***** Stored data *****

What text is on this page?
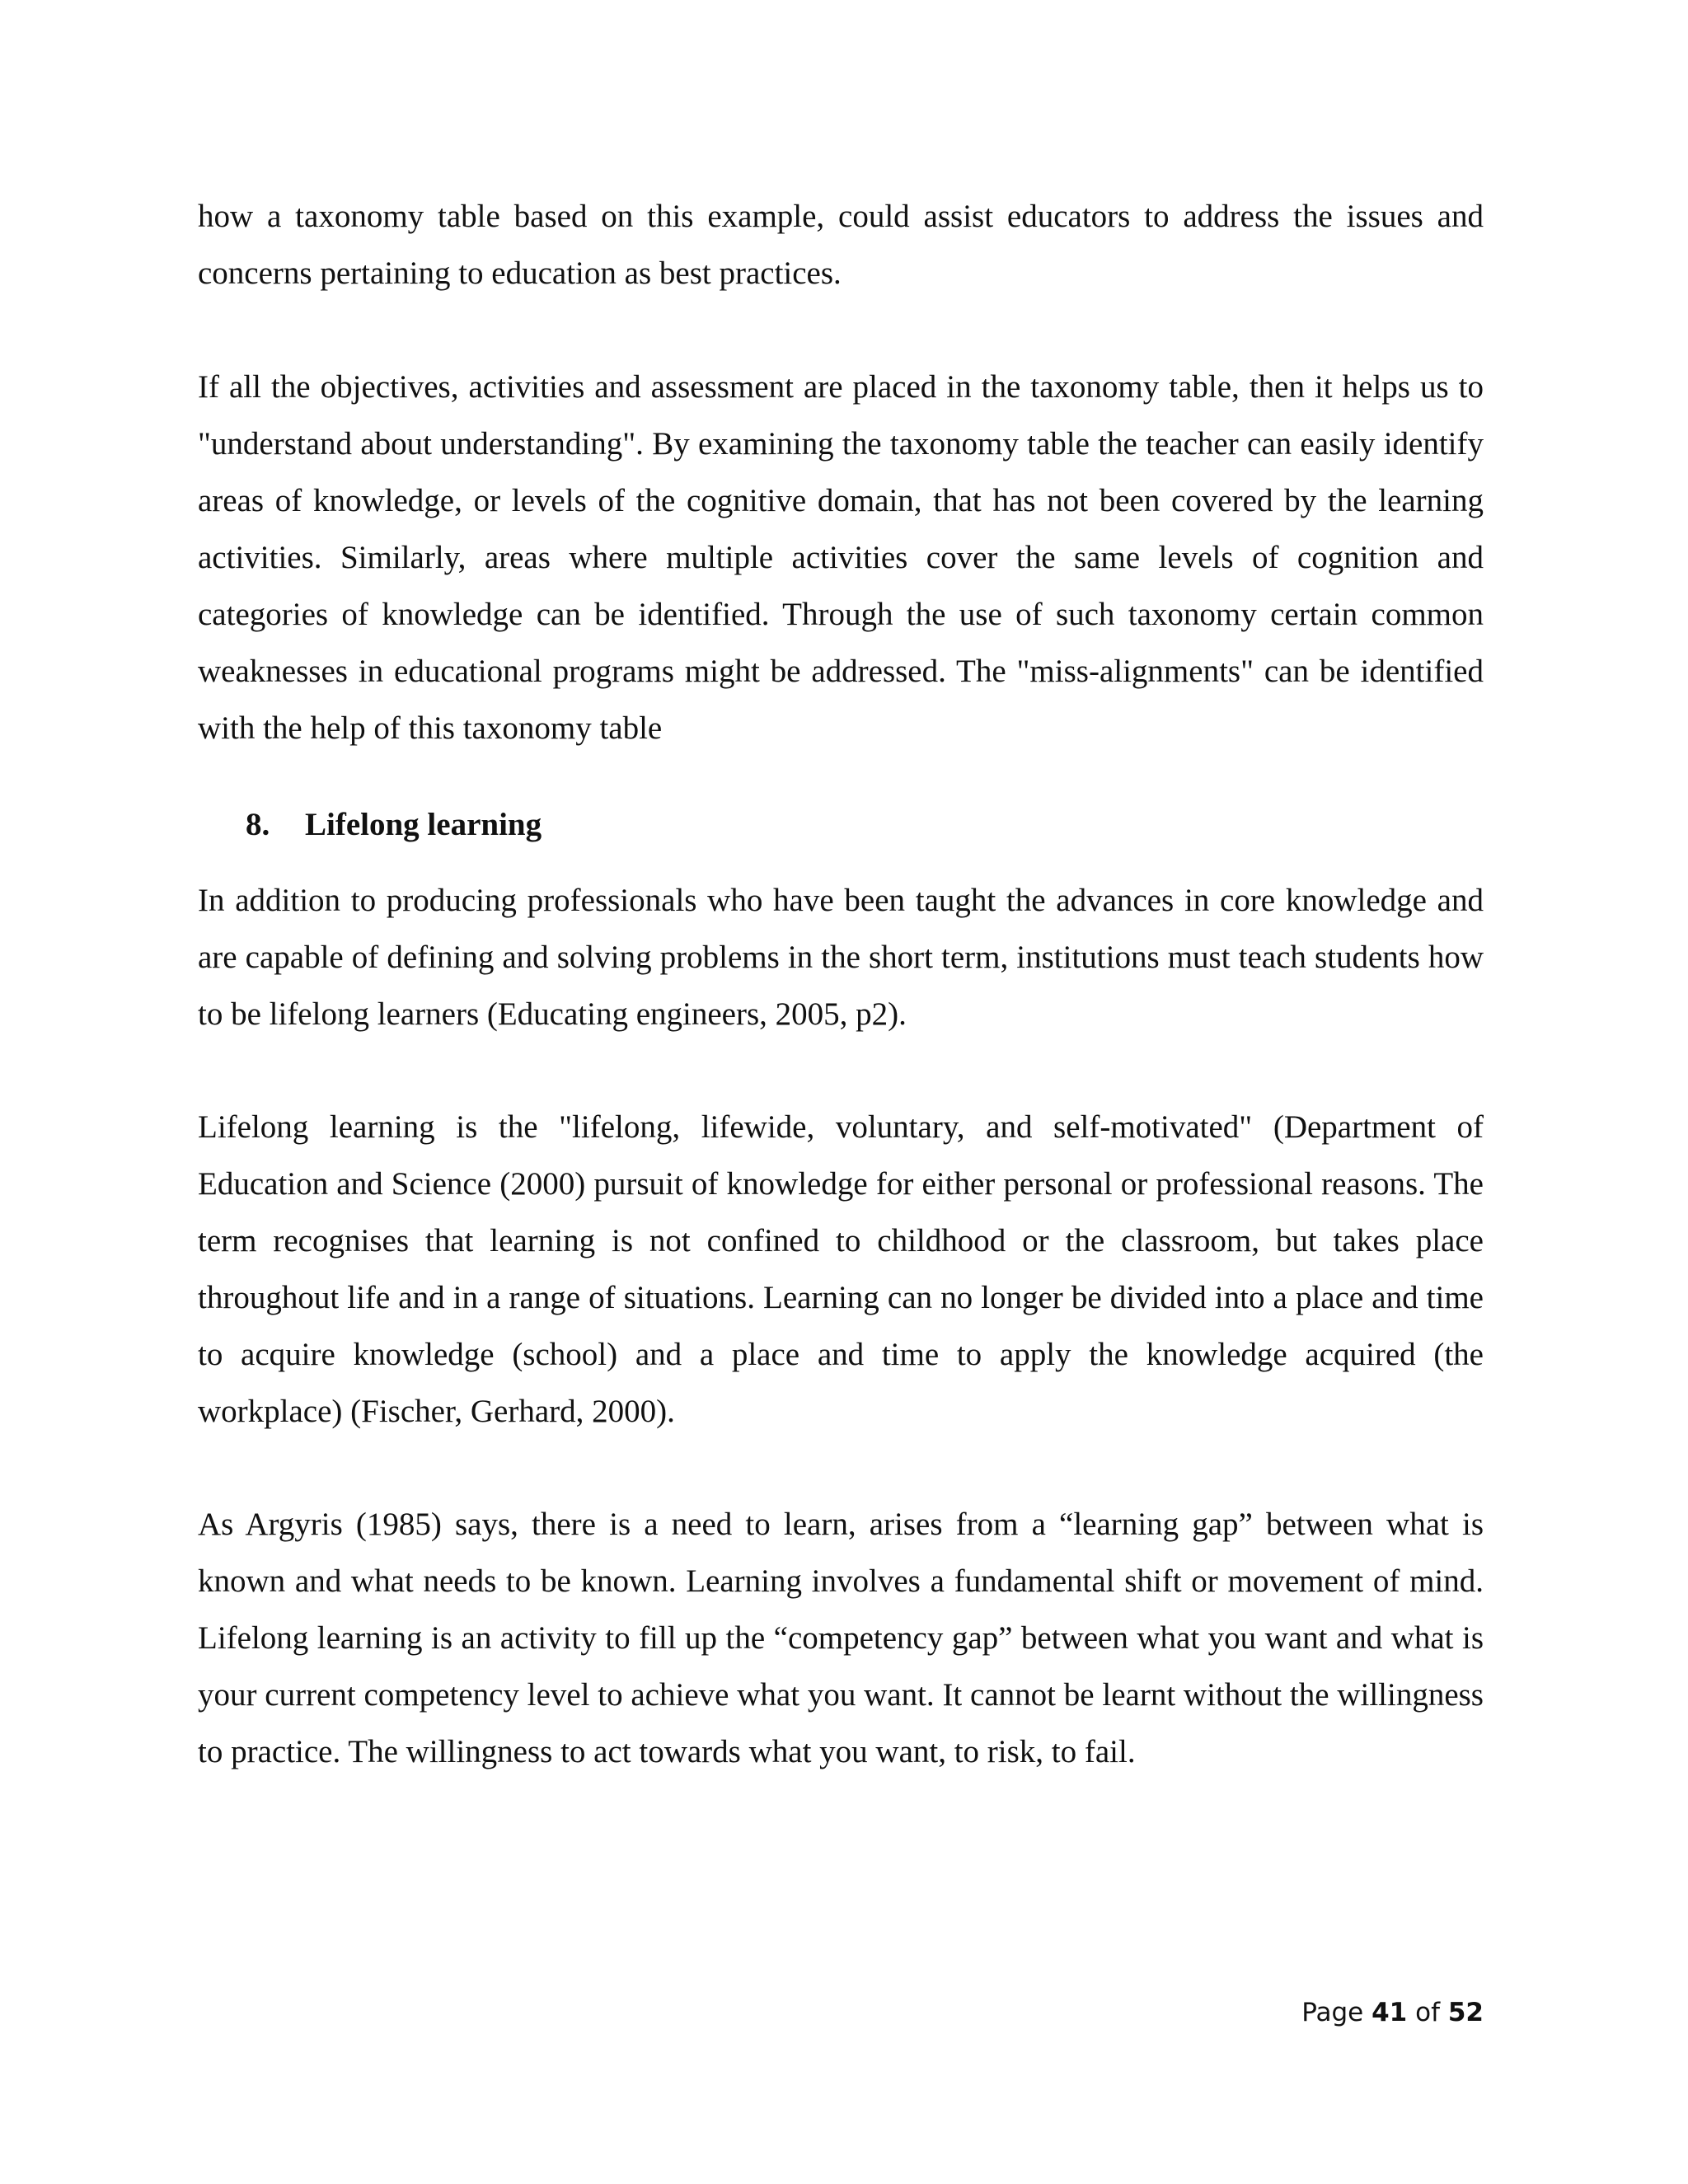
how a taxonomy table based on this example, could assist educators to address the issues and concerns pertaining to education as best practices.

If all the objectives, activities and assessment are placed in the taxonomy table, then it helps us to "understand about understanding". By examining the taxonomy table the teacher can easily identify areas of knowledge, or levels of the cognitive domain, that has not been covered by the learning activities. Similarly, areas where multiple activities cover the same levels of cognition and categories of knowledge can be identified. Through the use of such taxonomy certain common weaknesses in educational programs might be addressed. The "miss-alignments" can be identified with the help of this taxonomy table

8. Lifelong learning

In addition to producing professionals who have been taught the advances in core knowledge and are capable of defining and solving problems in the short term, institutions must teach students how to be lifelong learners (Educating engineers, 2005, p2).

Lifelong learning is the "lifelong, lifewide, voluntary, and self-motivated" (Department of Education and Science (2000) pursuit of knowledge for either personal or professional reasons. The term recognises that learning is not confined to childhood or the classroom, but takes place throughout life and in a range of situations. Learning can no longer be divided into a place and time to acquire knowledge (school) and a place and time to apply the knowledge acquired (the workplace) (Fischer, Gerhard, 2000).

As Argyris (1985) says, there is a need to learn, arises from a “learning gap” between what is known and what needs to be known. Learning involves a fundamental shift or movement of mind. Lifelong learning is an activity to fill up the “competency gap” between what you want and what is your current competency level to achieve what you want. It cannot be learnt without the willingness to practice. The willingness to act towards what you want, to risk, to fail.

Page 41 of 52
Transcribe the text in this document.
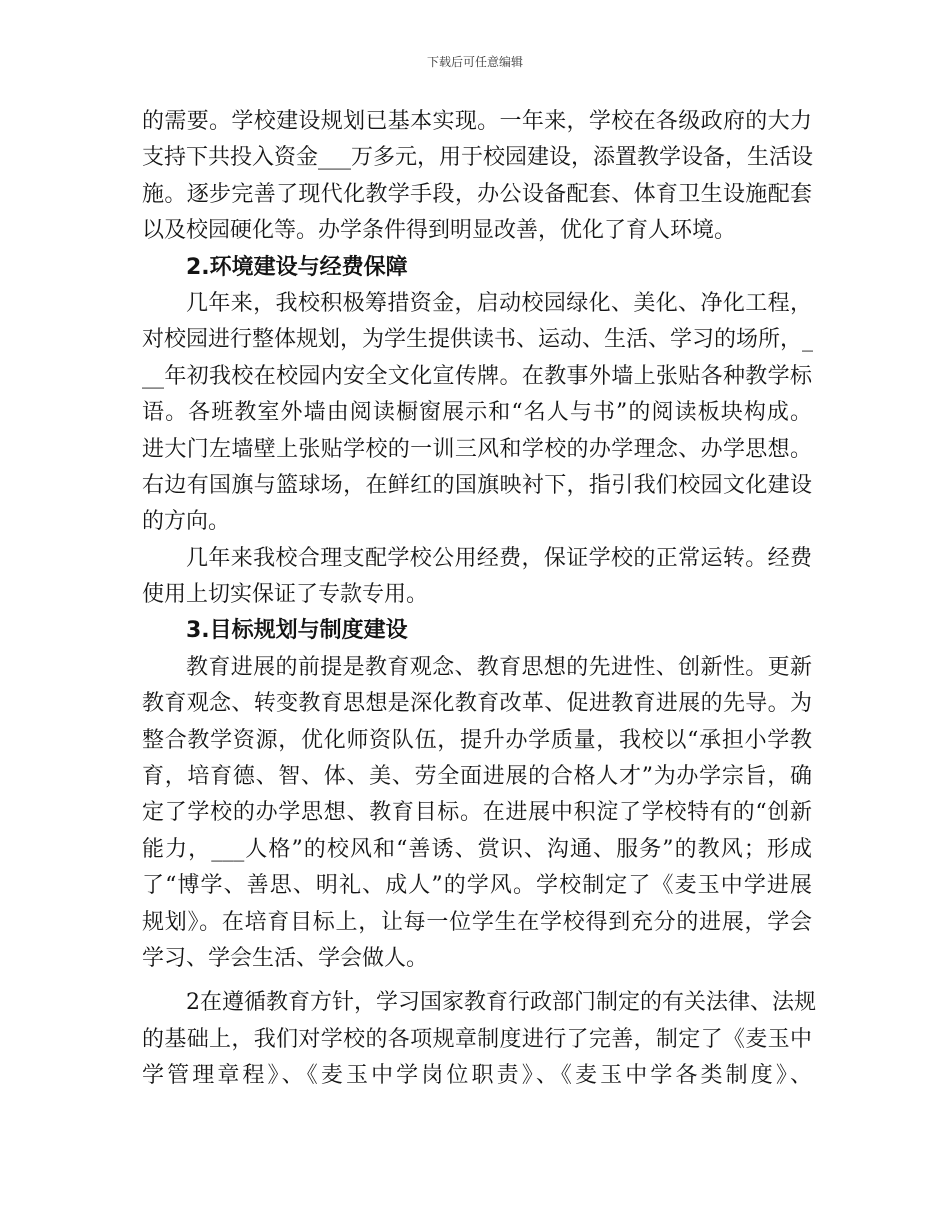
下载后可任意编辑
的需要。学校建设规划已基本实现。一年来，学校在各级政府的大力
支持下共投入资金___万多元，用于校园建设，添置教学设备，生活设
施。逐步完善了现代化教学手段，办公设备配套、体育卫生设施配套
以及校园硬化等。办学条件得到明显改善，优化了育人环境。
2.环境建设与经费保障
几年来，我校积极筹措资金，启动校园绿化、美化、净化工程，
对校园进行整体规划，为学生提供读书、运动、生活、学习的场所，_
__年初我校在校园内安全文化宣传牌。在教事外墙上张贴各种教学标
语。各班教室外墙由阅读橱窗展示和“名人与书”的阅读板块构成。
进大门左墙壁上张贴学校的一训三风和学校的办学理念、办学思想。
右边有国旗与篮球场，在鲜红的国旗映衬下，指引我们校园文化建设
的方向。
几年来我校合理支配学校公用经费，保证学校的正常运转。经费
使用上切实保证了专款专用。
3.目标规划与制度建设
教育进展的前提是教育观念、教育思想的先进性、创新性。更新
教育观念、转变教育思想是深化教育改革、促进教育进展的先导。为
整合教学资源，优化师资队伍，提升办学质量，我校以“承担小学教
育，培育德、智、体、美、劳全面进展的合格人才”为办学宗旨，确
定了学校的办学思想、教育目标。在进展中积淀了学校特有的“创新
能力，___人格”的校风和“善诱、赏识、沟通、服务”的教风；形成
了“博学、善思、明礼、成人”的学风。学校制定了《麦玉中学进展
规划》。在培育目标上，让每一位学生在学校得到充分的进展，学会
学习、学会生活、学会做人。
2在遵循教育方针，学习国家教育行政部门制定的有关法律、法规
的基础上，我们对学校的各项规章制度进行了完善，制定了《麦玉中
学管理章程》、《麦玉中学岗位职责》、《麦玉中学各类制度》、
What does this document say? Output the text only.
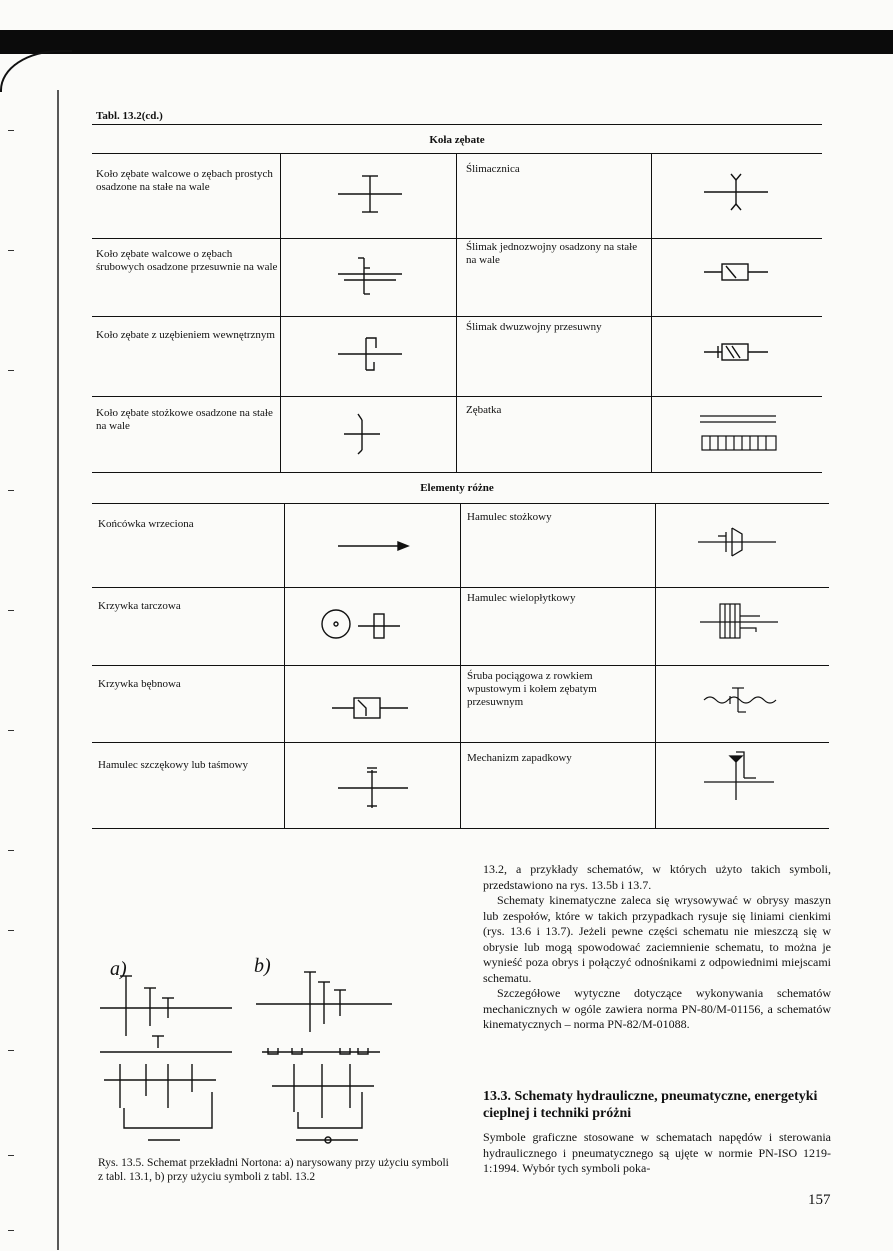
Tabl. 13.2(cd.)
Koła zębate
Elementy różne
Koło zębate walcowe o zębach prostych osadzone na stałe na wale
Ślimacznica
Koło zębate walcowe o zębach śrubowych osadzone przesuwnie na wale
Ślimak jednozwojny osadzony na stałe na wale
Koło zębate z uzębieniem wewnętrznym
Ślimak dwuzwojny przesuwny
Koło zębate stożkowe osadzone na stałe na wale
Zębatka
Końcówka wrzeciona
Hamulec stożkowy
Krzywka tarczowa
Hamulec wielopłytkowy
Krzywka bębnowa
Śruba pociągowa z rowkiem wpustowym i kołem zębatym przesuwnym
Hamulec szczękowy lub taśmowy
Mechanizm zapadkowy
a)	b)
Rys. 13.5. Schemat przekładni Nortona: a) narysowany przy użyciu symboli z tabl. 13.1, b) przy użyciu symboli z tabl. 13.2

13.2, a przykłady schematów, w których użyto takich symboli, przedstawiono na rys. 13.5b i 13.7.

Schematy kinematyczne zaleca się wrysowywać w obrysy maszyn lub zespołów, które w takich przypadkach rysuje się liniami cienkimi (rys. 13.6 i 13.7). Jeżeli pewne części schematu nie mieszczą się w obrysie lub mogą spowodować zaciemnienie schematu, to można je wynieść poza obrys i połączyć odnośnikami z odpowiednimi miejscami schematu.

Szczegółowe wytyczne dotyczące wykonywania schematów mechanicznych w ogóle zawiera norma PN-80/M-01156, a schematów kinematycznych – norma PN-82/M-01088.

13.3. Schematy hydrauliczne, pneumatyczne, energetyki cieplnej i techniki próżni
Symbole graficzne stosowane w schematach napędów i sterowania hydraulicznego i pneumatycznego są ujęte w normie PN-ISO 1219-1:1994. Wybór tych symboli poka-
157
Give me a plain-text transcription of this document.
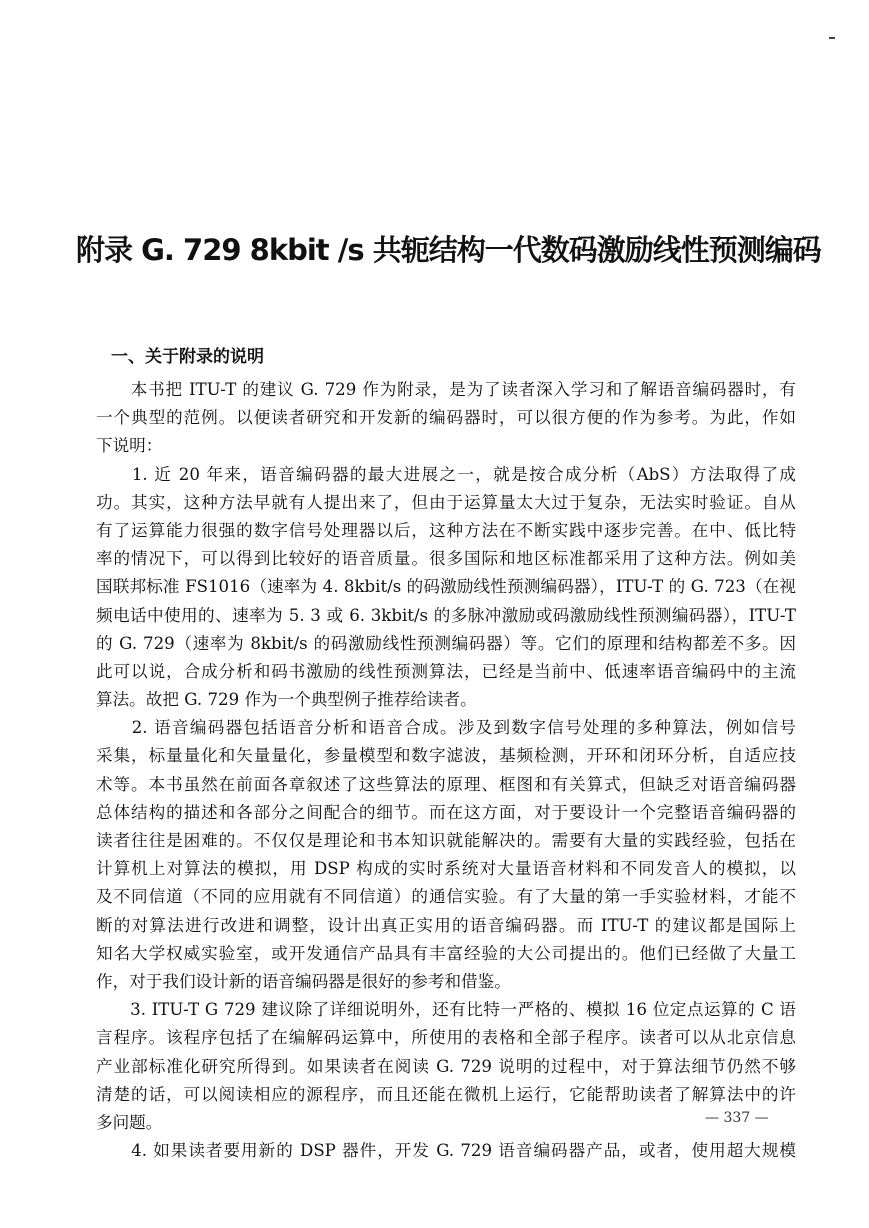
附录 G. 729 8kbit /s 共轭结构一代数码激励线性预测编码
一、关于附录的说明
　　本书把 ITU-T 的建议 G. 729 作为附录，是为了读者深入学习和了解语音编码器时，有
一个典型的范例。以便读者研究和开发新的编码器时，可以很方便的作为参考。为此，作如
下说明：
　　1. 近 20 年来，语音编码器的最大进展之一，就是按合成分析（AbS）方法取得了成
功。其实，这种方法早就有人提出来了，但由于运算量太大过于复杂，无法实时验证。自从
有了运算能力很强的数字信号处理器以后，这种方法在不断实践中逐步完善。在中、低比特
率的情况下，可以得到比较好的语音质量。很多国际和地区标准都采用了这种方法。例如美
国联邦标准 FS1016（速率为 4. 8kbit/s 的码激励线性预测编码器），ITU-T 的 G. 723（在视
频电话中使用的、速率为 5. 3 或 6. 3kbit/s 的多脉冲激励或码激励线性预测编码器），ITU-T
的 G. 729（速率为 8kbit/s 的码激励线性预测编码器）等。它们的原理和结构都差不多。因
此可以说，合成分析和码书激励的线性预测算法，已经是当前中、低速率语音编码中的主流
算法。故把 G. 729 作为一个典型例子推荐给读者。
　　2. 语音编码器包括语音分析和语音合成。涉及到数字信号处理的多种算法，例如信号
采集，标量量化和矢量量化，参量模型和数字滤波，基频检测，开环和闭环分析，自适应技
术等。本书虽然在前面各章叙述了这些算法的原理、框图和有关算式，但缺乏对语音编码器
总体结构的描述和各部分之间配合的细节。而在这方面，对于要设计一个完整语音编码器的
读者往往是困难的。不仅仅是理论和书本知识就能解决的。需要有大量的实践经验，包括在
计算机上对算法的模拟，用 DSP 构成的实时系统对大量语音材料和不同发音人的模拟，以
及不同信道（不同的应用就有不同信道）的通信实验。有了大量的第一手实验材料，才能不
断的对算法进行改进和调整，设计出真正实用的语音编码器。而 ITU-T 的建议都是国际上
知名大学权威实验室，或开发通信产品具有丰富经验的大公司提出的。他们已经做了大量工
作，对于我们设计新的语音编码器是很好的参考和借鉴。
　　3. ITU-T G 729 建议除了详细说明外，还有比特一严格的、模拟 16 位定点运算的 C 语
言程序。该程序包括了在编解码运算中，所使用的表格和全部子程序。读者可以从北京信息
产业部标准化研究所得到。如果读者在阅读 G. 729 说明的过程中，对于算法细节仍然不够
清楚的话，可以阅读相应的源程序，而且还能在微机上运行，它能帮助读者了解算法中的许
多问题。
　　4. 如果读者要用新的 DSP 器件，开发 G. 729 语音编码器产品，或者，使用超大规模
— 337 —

*****

* **Instruction**: Write out the lines of the listing from the one that holds "Give me a plain-text" to the very last line, both included, exactly as they appear and without any pictures.

* **The solution**:
Give me a plain-text transcription of this document.
附录 G. 729 8kbit /s 共轭结构一代数码激励线性预测编码
一、关于附录的说明
　　本书把 ITU-T 的建议 G. 729 作为附录，是为了读者深入学习和了解语音编码器时，有
一个典型的范例。以便读者研究和开发新的编码器时，可以很方便的作为参考。为此，作如
下说明：
　　1. 近 20 年来，语音编码器的最大进展之一，就是按合成分析（AbS）方法取得了成
功。其实，这种方法早就有人提出来了，但由于运算量太大过于复杂，无法实时验证。自从
有了运算能力很强的数字信号处理器以后，这种方法在不断实践中逐步完善。在中、低比特
率的情况下，可以得到比较好的语音质量。很多国际和地区标准都采用了这种方法。例如美
国联邦标准 FS1016（速率为 4. 8kbit/s 的码激励线性预测编码器），ITU-T 的 G. 723（在视
频电话中使用的、速率为 5. 3 或 6. 3kbit/s 的多脉冲激励或码激励线性预测编码器），ITU-T
的 G. 729（速率为 8kbit/s 的码激励线性预测编码器）等。它们的原理和结构都差不多。因
此可以说，合成分析和码书激励的线性预测算法，已经是当前中、低速率语音编码中的主流
算法。故把 G. 729 作为一个典型例子推荐给读者。
　　2. 语音编码器包括语音分析和语音合成。涉及到数字信号处理的多种算法，例如信号
采集，标量量化和矢量量化，参量模型和数字滤波，基频检测，开环和闭环分析，自适应技
术等。本书虽然在前面各章叙述了这些算法的原理、框图和有关算式，但缺乏对语音编码器
总体结构的描述和各部分之间配合的细节。而在这方面，对于要设计一个完整语音编码器的
读者往往是困难的。不仅仅是理论和书本知识就能解决的。需要有大量的实践经验，包括在
计算机上对算法的模拟，用 DSP 构成的实时系统对大量语音材料和不同发音人的模拟，以
及不同信道（不同的应用就有不同信道）的通信实验。有了大量的第一手实验材料，才能不
断的对算法进行改进和调整，设计出真正实用的语音编码器。而 ITU-T 的建议都是国际上
知名大学权威实验室，或开发通信产品具有丰富经验的大公司提出的。他们已经做了大量工
作，对于我们设计新的语音编码器是很好的参考和借鉴。
　　3. ITU-T G 729 建议除了详细说明外，还有比特一严格的、模拟 16 位定点运算的 C 语
言程序。该程序包括了在编解码运算中，所使用的表格和全部子程序。读者可以从北京信息
产业部标准化研究所得到。如果读者在阅读 G. 729 说明的过程中，对于算法细节仍然不够
清楚的话，可以阅读相应的源程序，而且还能在微机上运行，它能帮助读者了解算法中的许
多问题。
　　4. 如果读者要用新的 DSP 器件，开发 G. 729 语音编码器产品，或者，使用超大规模
— 337 —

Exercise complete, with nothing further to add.